**Dataset rows:**
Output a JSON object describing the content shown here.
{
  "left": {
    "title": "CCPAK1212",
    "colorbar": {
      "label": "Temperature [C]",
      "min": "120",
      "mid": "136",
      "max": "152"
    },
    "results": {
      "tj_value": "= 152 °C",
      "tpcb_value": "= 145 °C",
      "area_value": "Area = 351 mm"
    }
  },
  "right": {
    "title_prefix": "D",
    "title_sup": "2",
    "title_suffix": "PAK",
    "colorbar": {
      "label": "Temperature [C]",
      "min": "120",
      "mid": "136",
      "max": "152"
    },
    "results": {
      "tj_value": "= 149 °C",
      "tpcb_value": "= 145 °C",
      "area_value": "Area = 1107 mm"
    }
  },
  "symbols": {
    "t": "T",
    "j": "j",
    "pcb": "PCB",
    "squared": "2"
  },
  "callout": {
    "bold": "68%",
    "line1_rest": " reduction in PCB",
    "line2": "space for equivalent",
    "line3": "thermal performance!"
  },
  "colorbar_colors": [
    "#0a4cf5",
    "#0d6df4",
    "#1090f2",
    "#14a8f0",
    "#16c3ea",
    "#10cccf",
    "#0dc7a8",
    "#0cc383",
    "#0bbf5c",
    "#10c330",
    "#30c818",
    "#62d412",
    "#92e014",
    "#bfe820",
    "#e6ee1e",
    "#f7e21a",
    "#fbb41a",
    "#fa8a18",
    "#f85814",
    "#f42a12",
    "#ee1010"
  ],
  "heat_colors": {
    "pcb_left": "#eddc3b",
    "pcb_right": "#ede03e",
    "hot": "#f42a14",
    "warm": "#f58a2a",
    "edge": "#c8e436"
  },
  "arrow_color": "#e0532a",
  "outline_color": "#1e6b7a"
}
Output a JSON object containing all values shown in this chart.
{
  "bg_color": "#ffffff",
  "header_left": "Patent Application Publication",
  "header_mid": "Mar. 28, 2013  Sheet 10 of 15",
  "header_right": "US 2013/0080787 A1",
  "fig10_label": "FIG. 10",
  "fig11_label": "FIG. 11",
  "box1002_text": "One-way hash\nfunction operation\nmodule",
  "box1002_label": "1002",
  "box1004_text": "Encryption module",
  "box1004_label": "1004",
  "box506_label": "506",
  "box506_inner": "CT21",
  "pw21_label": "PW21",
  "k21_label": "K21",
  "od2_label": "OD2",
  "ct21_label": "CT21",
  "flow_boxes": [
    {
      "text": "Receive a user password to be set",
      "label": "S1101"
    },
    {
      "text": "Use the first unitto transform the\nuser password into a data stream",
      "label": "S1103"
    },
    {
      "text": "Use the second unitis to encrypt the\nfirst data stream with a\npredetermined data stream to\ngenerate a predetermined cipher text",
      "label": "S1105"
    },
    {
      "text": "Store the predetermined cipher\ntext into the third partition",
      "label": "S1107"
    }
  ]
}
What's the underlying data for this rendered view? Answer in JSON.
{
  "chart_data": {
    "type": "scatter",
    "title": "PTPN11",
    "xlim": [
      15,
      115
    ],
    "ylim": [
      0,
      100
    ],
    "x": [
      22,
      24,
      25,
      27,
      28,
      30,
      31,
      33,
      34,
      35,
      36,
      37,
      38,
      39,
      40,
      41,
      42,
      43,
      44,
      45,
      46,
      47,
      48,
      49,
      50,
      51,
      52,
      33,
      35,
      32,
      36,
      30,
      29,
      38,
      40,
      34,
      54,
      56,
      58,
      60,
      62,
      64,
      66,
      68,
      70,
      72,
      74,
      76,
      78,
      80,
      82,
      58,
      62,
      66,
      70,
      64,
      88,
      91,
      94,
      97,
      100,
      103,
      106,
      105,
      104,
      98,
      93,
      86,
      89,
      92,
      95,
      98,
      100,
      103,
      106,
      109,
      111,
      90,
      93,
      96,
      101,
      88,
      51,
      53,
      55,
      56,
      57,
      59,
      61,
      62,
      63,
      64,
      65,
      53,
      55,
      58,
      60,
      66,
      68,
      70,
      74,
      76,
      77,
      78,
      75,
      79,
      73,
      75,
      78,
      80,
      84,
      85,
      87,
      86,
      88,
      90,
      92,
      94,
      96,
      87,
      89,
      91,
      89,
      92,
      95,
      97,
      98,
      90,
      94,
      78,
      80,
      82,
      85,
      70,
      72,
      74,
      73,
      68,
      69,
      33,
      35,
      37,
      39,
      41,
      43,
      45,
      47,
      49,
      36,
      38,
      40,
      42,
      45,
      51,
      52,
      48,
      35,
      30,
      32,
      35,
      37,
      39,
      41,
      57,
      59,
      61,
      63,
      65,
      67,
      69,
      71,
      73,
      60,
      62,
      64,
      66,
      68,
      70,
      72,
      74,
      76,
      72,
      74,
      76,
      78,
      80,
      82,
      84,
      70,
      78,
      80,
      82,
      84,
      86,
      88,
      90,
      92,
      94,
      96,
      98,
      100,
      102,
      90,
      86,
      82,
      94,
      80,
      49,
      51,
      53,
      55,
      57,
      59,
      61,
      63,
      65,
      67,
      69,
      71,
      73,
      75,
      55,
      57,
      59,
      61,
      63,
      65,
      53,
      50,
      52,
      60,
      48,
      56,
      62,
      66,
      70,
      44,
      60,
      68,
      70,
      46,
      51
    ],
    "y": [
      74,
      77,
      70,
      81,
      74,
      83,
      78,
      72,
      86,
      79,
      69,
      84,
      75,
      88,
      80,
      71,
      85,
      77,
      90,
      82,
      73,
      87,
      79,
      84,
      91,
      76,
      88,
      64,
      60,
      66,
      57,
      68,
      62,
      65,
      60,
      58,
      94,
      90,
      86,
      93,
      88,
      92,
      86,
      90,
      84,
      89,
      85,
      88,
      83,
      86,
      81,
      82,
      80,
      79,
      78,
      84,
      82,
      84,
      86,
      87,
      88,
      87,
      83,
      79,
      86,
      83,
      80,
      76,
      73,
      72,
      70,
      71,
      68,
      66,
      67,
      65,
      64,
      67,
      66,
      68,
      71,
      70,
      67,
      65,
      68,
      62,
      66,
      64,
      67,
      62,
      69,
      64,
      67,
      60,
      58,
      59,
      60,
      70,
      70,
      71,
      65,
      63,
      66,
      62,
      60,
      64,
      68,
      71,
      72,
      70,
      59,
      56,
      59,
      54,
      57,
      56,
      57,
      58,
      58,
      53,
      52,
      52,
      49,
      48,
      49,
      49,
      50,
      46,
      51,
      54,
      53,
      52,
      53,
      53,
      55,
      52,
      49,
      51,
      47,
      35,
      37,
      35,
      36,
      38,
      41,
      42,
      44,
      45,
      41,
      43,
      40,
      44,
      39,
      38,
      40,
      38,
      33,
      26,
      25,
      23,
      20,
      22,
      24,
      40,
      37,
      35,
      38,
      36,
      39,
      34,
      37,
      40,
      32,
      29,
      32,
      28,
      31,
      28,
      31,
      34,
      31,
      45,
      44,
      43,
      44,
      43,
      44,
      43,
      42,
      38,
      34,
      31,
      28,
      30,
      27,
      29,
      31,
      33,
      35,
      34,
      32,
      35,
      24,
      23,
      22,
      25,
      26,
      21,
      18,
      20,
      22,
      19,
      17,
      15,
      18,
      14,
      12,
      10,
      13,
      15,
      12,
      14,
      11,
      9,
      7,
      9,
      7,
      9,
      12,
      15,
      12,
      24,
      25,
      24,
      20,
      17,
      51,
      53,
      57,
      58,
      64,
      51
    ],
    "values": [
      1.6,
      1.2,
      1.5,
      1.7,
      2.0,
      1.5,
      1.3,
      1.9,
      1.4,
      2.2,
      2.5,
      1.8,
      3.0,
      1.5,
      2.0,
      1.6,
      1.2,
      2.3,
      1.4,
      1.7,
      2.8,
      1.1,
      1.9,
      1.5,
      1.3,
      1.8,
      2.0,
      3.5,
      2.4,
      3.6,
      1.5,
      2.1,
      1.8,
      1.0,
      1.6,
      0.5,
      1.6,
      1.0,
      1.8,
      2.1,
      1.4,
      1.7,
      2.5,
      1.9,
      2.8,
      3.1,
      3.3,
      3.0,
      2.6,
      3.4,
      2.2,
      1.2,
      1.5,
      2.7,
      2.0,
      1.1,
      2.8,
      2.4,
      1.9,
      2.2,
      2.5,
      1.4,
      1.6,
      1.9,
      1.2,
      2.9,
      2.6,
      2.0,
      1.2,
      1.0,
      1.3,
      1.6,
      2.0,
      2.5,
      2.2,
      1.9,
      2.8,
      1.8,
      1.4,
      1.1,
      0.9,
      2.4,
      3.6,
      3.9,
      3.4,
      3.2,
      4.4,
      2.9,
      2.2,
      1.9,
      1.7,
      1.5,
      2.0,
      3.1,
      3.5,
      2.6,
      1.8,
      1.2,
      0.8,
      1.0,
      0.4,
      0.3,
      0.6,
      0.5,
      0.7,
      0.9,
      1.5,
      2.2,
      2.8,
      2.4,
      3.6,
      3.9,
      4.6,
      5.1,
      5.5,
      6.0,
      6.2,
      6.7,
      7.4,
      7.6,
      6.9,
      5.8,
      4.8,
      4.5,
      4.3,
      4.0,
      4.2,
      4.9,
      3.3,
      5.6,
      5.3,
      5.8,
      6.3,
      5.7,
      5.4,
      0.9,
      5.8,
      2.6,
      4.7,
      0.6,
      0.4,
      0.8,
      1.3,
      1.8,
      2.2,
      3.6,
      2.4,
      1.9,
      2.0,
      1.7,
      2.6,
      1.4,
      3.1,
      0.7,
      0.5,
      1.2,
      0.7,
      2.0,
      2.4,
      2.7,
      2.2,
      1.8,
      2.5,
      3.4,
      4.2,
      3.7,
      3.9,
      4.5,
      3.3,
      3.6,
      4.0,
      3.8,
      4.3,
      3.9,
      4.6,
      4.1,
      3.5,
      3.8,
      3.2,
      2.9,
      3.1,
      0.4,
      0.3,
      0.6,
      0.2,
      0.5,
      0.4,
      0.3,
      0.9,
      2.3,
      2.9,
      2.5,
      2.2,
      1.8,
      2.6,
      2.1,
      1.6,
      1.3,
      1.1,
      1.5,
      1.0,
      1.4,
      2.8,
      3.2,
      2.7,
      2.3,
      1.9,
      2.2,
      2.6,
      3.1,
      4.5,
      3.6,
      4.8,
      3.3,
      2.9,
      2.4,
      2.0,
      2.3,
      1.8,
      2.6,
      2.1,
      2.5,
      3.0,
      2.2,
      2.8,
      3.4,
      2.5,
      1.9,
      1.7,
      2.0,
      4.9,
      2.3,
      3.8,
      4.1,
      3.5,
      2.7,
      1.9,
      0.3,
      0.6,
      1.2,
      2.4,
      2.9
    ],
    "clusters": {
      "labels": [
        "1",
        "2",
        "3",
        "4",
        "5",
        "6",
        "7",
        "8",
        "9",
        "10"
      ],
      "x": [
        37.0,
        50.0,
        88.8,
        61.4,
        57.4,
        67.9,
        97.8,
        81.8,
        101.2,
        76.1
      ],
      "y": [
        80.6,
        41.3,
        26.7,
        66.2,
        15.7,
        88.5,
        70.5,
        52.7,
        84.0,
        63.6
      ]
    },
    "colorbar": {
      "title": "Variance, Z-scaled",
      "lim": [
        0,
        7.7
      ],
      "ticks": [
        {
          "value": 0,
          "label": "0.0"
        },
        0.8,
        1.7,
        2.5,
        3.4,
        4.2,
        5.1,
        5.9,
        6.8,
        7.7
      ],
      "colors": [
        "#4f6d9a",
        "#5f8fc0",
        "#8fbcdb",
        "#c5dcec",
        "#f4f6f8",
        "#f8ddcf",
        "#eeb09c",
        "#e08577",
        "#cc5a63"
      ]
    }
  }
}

**Short exercise:**
Pick out all lines containing the string "Area".

**Written answer:**
      "area_value": "Area = 351 mm"
      "area_value": "Area = 1107 mm"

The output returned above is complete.